[TASK GOAL]:
Can you copy the whole listing below word for word, leaving out the pictures?

[ROWS]:
— START —

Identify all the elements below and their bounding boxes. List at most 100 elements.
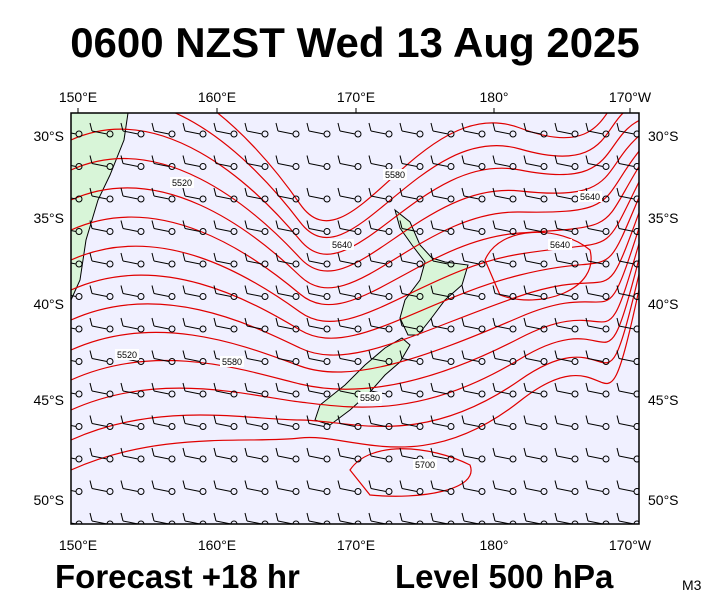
barb-staff	[122, 293, 139, 297]
barb-station	[106, 520, 114, 524]
barb-feather	[306, 252, 310, 262]
barb-staff	[91, 488, 108, 492]
contour-line	[349, 448, 472, 497]
contour-line	[71, 226, 639, 373]
barb-staff	[463, 488, 480, 492]
barb-staff	[91, 228, 108, 232]
barb-feather	[182, 220, 186, 229]
barb-feather	[151, 415, 155, 424]
lat-label-right: 50°S	[648, 492, 679, 508]
barb-feather	[430, 285, 434, 294]
barb-feather	[430, 252, 434, 262]
barb-staff	[71, 457, 77, 460]
barb-feather	[244, 512, 248, 522]
barb-feather	[275, 187, 279, 197]
barb-staff	[401, 390, 418, 395]
barb-staff	[122, 325, 139, 330]
barb-staff	[153, 390, 170, 395]
barb-feather	[492, 252, 496, 262]
barb-feather	[120, 415, 124, 424]
barb-feather	[182, 480, 186, 489]
barb-staff	[184, 260, 201, 265]
barb-staff	[463, 325, 480, 330]
barb-staff	[339, 293, 356, 297]
barb-feather	[554, 317, 558, 327]
barb-staff	[618, 163, 635, 167]
barb-staff	[71, 229, 77, 232]
barb-staff	[277, 260, 294, 265]
barb-feather	[461, 350, 465, 359]
barb-feather	[585, 415, 589, 424]
barb-staff	[494, 390, 511, 395]
barb-feather	[306, 512, 310, 522]
barb-staff	[246, 293, 263, 297]
contour-line	[484, 231, 592, 301]
barb-staff	[308, 195, 325, 200]
barb-feather	[368, 512, 372, 522]
contour-label: 5700	[415, 460, 435, 470]
barb-staff	[184, 358, 201, 362]
lon-label-top: 160°E	[198, 89, 236, 105]
barb-staff	[339, 358, 356, 362]
barb-feather	[368, 317, 372, 327]
barb-staff	[91, 358, 108, 362]
contour-label-box	[330, 239, 354, 250]
barb-feather	[151, 285, 155, 294]
barb-feather	[89, 285, 93, 294]
barb-feather	[585, 350, 589, 359]
barb-staff	[494, 488, 511, 492]
barb-staff	[339, 163, 356, 167]
barb-staff	[525, 260, 542, 265]
barb-feather	[616, 382, 620, 392]
barb-staff	[71, 197, 77, 200]
barb-feather	[368, 252, 372, 262]
lat-label-left: 40°S	[33, 296, 64, 312]
barb-staff	[401, 130, 418, 135]
barb-feather	[120, 122, 124, 132]
barb-feather	[59, 481, 61, 489]
barb-staff	[277, 358, 294, 362]
barb-feather	[368, 187, 372, 197]
barb-staff	[494, 423, 511, 427]
barb-feather	[554, 285, 558, 294]
barb-feather	[585, 252, 589, 262]
barb-feather	[182, 252, 186, 262]
barb-staff	[432, 163, 449, 167]
barb-staff	[122, 130, 139, 135]
barb-feather	[120, 317, 124, 327]
barb-station	[354, 520, 362, 524]
barb-staff	[494, 293, 511, 297]
barb-staff	[370, 195, 387, 200]
barb-staff	[277, 130, 294, 135]
barb-staff	[308, 325, 325, 330]
barb-feather	[182, 350, 186, 359]
barb-staff	[432, 130, 449, 135]
barb-staff	[556, 163, 573, 167]
barb-staff	[618, 423, 635, 427]
barb-staff	[308, 163, 325, 167]
barb-feather	[368, 285, 372, 294]
barb-feather	[306, 350, 310, 359]
barb-feather	[492, 187, 496, 197]
barb-staff	[91, 163, 108, 167]
barb-staff	[339, 130, 356, 135]
barb-staff	[587, 130, 604, 135]
barb-staff	[339, 423, 356, 427]
barb-feather	[151, 122, 155, 132]
barb-feather	[368, 480, 372, 489]
barb-staff	[71, 327, 77, 330]
barb-staff	[494, 195, 511, 200]
barb-feather	[244, 382, 248, 392]
north-island	[394, 208, 469, 336]
barb-feather	[461, 122, 465, 132]
barb-staff	[184, 228, 201, 232]
barb-feather	[337, 415, 341, 424]
barb-staff	[463, 130, 480, 135]
barb-feather	[554, 447, 558, 457]
barb-staff	[215, 130, 232, 135]
barb-staff	[153, 228, 170, 232]
barb-station	[75, 520, 83, 524]
barb-feather	[213, 447, 217, 457]
barb-staff	[370, 358, 387, 362]
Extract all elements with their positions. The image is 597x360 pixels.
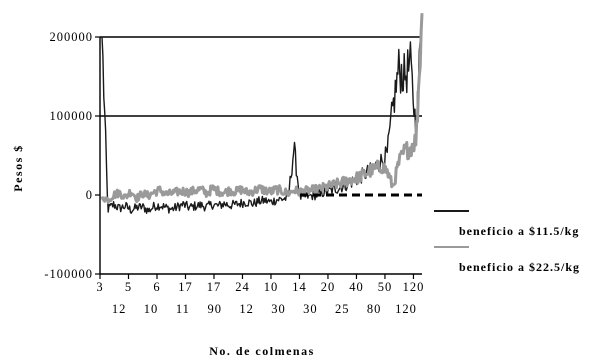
y-tick-label-1: 0	[86, 188, 93, 202]
x-tick-label-row1-10: 50	[378, 280, 393, 294]
grid-lines	[100, 36, 422, 117]
x-tick-label-row2-6: 30	[303, 302, 318, 316]
x-axis-label: No. de colmenas	[209, 344, 315, 358]
legend-label-0: beneficio a $11.5/kg	[459, 224, 579, 238]
x-tick-label-row2-9: 120	[395, 302, 417, 316]
x-tick-label-row2-0: 12	[112, 302, 127, 316]
x-tick-label-row1-3: 17	[178, 280, 193, 294]
x-tick-label-row1-6: 10	[264, 280, 279, 294]
x-tick-label-row2-8: 80	[367, 302, 382, 316]
x-tick-label-row1-8: 20	[321, 280, 336, 294]
y-tick-label-0: -100000	[44, 267, 93, 281]
x-tick-label-row2-4: 12	[239, 302, 254, 316]
series-line-0	[101, 13, 423, 214]
x-tick-label-row1-2: 6	[153, 280, 160, 294]
legend-label-1: beneficio a $22.5/kg	[459, 260, 580, 274]
y-tick-labels: -100000 0 100000 200000	[44, 30, 94, 281]
x-tick-label-row1-1: 5	[125, 280, 132, 294]
x-tick-label-row2-5: 30	[271, 302, 286, 316]
x-tick-label-row1-0: 3	[96, 280, 103, 294]
y-axis-label: Pesos $	[11, 144, 25, 192]
x-tick-label-row1-9: 40	[349, 280, 364, 294]
x-tick-label-row1-4: 17	[207, 280, 222, 294]
x-tick-label-row1-11: 120	[403, 280, 425, 294]
y-tick-label-3: 200000	[50, 30, 94, 44]
legend: beneficio a $11.5/kg beneficio a $22.5/kg	[434, 210, 580, 274]
x-tick-label-row2-7: 25	[335, 302, 350, 316]
x-tick-label-row2-1: 10	[144, 302, 159, 316]
series-line-1	[100, 13, 424, 205]
series-layer	[100, 13, 424, 214]
x-tick-label-row1-7: 14	[292, 280, 307, 294]
x-tick-label-row2-3: 90	[208, 302, 223, 316]
y-tick-label-2: 100000	[50, 109, 94, 123]
x-tick-label-row2-2: 11	[176, 302, 190, 316]
x-tick-label-row1-5: 24	[235, 280, 250, 294]
axes-layer	[95, 36, 422, 279]
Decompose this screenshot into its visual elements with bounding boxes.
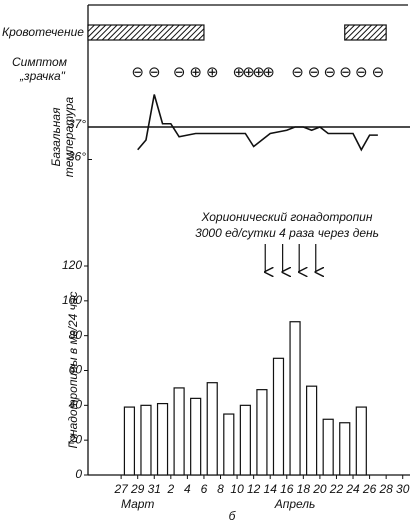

— END —

[EXERCISE RESULT]:
Identify all the elements below and their bounding boxes. List at most 100 elements.
barb-staff	[122, 293, 139, 297]
barb-station	[106, 520, 114, 524]
barb-feather	[306, 252, 310, 262]
barb-staff	[91, 488, 108, 492]
contour-line	[349, 448, 472, 497]
contour-line	[71, 226, 639, 373]
barb-staff	[463, 488, 480, 492]
barb-staff	[91, 228, 108, 232]
barb-feather	[182, 220, 186, 229]
barb-feather	[151, 415, 155, 424]
lat-label-right: 50°S	[648, 492, 679, 508]
barb-feather	[430, 285, 434, 294]
barb-feather	[430, 252, 434, 262]
barb-staff	[71, 457, 77, 460]
barb-feather	[244, 512, 248, 522]
barb-feather	[275, 187, 279, 197]
barb-staff	[401, 390, 418, 395]
barb-staff	[122, 325, 139, 330]
barb-staff	[153, 390, 170, 395]
barb-feather	[492, 252, 496, 262]
barb-feather	[120, 415, 124, 424]
barb-feather	[182, 480, 186, 489]
barb-staff	[184, 260, 201, 265]
barb-staff	[463, 325, 480, 330]
barb-staff	[339, 293, 356, 297]
barb-feather	[554, 317, 558, 327]
barb-staff	[618, 163, 635, 167]
barb-staff	[71, 229, 77, 232]
barb-staff	[277, 260, 294, 265]
barb-feather	[461, 350, 465, 359]
barb-feather	[585, 415, 589, 424]
barb-staff	[494, 390, 511, 395]
barb-feather	[306, 512, 310, 522]
barb-staff	[246, 293, 263, 297]
contour-line	[484, 231, 592, 301]
barb-staff	[308, 195, 325, 200]
barb-feather	[368, 512, 372, 522]
contour-label: 5700	[415, 460, 435, 470]
barb-staff	[184, 358, 201, 362]
lon-label-top: 160°E	[198, 89, 236, 105]
barb-staff	[339, 358, 356, 362]
barb-feather	[368, 317, 372, 327]
barb-staff	[91, 358, 108, 362]
contour-label-box	[330, 239, 354, 250]
barb-feather	[151, 285, 155, 294]
barb-feather	[89, 285, 93, 294]
barb-feather	[585, 350, 589, 359]
barb-staff	[494, 488, 511, 492]
barb-staff	[339, 163, 356, 167]
barb-staff	[525, 260, 542, 265]
barb-feather	[616, 382, 620, 392]
barb-staff	[71, 197, 77, 200]
barb-feather	[368, 252, 372, 262]
lat-label-left: 40°S	[33, 296, 64, 312]
barb-staff	[401, 130, 418, 135]
barb-feather	[120, 122, 124, 132]
barb-feather	[59, 481, 61, 489]
barb-staff	[277, 358, 294, 362]
barb-feather	[368, 187, 372, 197]
barb-staff	[494, 423, 511, 427]
barb-feather	[554, 285, 558, 294]
barb-feather	[585, 252, 589, 262]
barb-feather	[182, 252, 186, 262]
barb-staff	[432, 163, 449, 167]
barb-staff	[122, 130, 139, 135]
barb-feather	[120, 317, 124, 327]
barb-station	[354, 520, 362, 524]
barb-staff	[494, 293, 511, 297]
barb-staff	[370, 195, 387, 200]
barb-staff	[277, 130, 294, 135]
barb-staff	[308, 325, 325, 330]
barb-feather	[182, 350, 186, 359]
barb-staff	[432, 130, 449, 135]
barb-staff	[556, 163, 573, 167]
barb-staff	[618, 423, 635, 427]
barb-staff	[308, 163, 325, 167]
barb-feather	[368, 285, 372, 294]
barb-feather	[306, 350, 310, 359]
barb-feather	[492, 187, 496, 197]
barb-staff	[91, 163, 108, 167]
barb-staff	[339, 130, 356, 135]
barb-staff	[587, 130, 604, 135]
barb-staff	[339, 423, 356, 427]
barb-feather	[151, 122, 155, 132]
barb-feather	[368, 480, 372, 489]
barb-staff	[71, 327, 77, 330]
barb-staff	[494, 195, 511, 200]
barb-feather	[244, 382, 248, 392]
north-island	[394, 208, 469, 336]
barb-feather	[461, 122, 465, 132]
barb-staff	[184, 228, 201, 232]
barb-feather	[337, 415, 341, 424]
barb-staff	[463, 130, 480, 135]
barb-feather	[554, 447, 558, 457]
barb-staff	[215, 130, 232, 135]
barb-staff	[153, 228, 170, 232]
barb-station	[75, 520, 83, 524]
barb-feather	[213, 447, 217, 457]
barb-staff	[370, 358, 387, 362]
Extract all elements with their positions. The image is 597x360 pixels.
y-tick-label-1: 0	[86, 188, 93, 202]
x-tick-label-row1-10: 50	[378, 280, 393, 294]
grid-lines	[100, 36, 422, 117]
x-tick-label-row2-6: 30	[303, 302, 318, 316]
x-axis-label: No. de colmenas	[209, 344, 315, 358]
legend-label-0: beneficio a $11.5/kg	[459, 224, 579, 238]
x-tick-label-row2-9: 120	[395, 302, 417, 316]
x-tick-label-row2-0: 12	[112, 302, 127, 316]
x-tick-label-row1-3: 17	[178, 280, 193, 294]
x-tick-label-row1-6: 10	[264, 280, 279, 294]
x-tick-label-row2-8: 80	[367, 302, 382, 316]
x-tick-label-row1-8: 20	[321, 280, 336, 294]
y-tick-label-0: -100000	[44, 267, 93, 281]
x-tick-label-row2-4: 12	[239, 302, 254, 316]
series-line-0	[101, 13, 423, 214]
x-tick-label-row1-2: 6	[153, 280, 160, 294]
legend-label-1: beneficio a $22.5/kg	[459, 260, 580, 274]
y-tick-labels: -100000 0 100000 200000	[44, 30, 94, 281]
x-tick-label-row1-1: 5	[125, 280, 132, 294]
x-tick-label-row2-5: 30	[271, 302, 286, 316]
x-tick-label-row1-0: 3	[96, 280, 103, 294]
y-axis-label: Pesos $	[11, 144, 25, 192]
x-tick-label-row1-9: 40	[349, 280, 364, 294]
x-tick-label-row1-4: 17	[207, 280, 222, 294]
x-tick-label-row1-11: 120	[403, 280, 425, 294]
y-tick-label-3: 200000	[50, 30, 94, 44]
legend: beneficio a $11.5/kg beneficio a $22.5/kg	[434, 210, 580, 274]
x-tick-label-row2-7: 25	[335, 302, 350, 316]
x-tick-label-row2-1: 10	[144, 302, 159, 316]
series-line-1	[100, 13, 424, 205]
series-layer	[100, 13, 424, 214]
x-tick-label-row1-7: 14	[292, 280, 307, 294]
x-tick-label-row2-3: 90	[208, 302, 223, 316]
y-tick-label-2: 100000	[50, 109, 94, 123]
x-tick-label-row2-2: 11	[176, 302, 190, 316]
x-tick-label-row1-5: 24	[235, 280, 250, 294]
axes-layer	[95, 36, 422, 279]
Decompose this screenshot into its visual elements with bounding boxes.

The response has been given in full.